TASK TO COMPLETE:
Give the entries back exactly, dropping each image.

MATERIAL FOR THE TASK:
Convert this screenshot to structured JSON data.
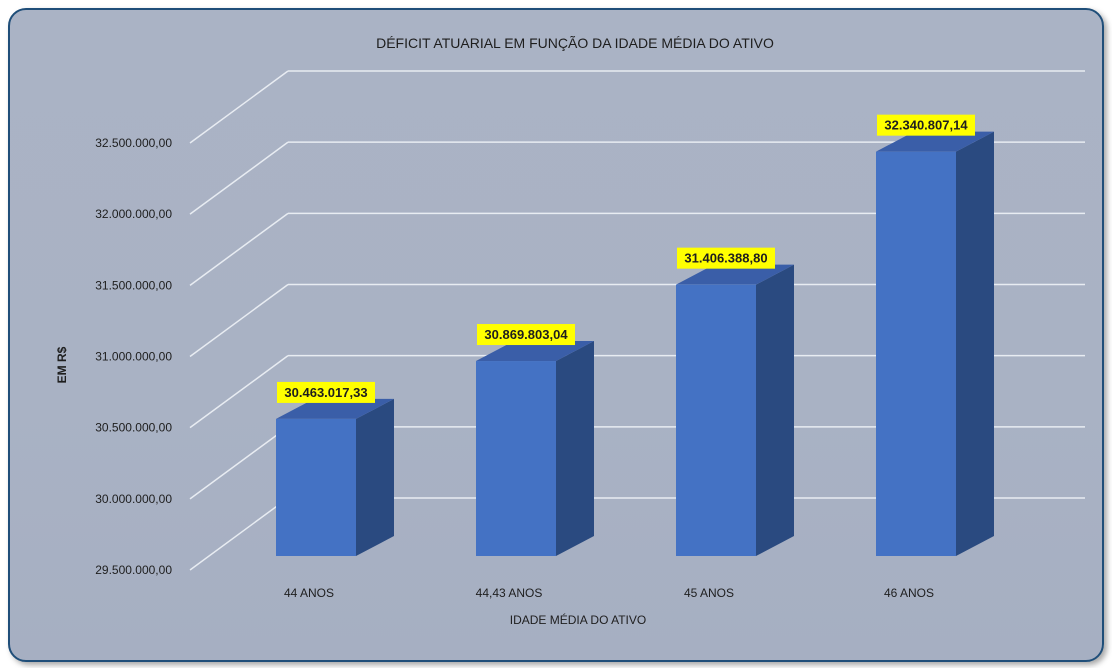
{
  "chart_data": {
    "type": "bar",
    "title": "DÉFICIT ATUARIAL EM FUNÇÃO DA IDADE MÉDIA DO ATIVO",
    "xlabel": "IDADE MÉDIA DO ATIVO",
    "ylabel": "EM R$",
    "categories": [
      "44 ANOS",
      "44,43 ANOS",
      "45 ANOS",
      "46 ANOS"
    ],
    "values": [
      30463017.33,
      30869803.04,
      31406388.8,
      32340807.14
    ],
    "value_labels": [
      "30.463.017,33",
      "30.869.803,04",
      "31.406.388,80",
      "32.340.807,14"
    ],
    "ylim": [
      29500000,
      32500000
    ],
    "yticks": [
      29500000,
      30000000,
      30500000,
      31000000,
      31500000,
      32000000,
      32500000
    ],
    "ytick_labels": [
      "29.500.000,00",
      "30.000.000,00",
      "30.500.000,00",
      "31.000.000,00",
      "31.500.000,00",
      "32.000.000,00",
      "32.500.000,00"
    ],
    "grid": true,
    "legend": "none",
    "colors": {
      "bar_front": "#4472c4",
      "bar_side": "#2a4a80",
      "bar_top": "#3a5ea8",
      "label_bg": "#ffff00",
      "gridline": "#e8ecf2",
      "frame_border": "#1f4e79"
    }
  }
}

FULL RESPONSE:
Convert this screenshot to structured JSON data.
{
  "chart_data": {
    "type": "bar",
    "title": "DÉFICIT ATUARIAL EM FUNÇÃO DA IDADE MÉDIA DO ATIVO",
    "xlabel": "IDADE MÉDIA DO ATIVO",
    "ylabel": "EM R$",
    "categories": [
      "44 ANOS",
      "44,43 ANOS",
      "45 ANOS",
      "46 ANOS"
    ],
    "values": [
      30463017.33,
      30869803.04,
      31406388.8,
      32340807.14
    ],
    "value_labels": [
      "30.463.017,33",
      "30.869.803,04",
      "31.406.388,80",
      "32.340.807,14"
    ],
    "ylim": [
      29500000,
      32500000
    ],
    "yticks": [
      29500000,
      30000000,
      30500000,
      31000000,
      31500000,
      32000000,
      32500000
    ],
    "ytick_labels": [
      "29.500.000,00",
      "30.000.000,00",
      "30.500.000,00",
      "31.000.000,00",
      "31.500.000,00",
      "32.000.000,00",
      "32.500.000,00"
    ],
    "grid": true,
    "legend": "none",
    "colors": {
      "bar_front": "#4472c4",
      "bar_side": "#2a4a80",
      "bar_top": "#3a5ea8",
      "label_bg": "#ffff00",
      "gridline": "#e8ecf2",
      "frame_border": "#1f4e79"
    }
  }
}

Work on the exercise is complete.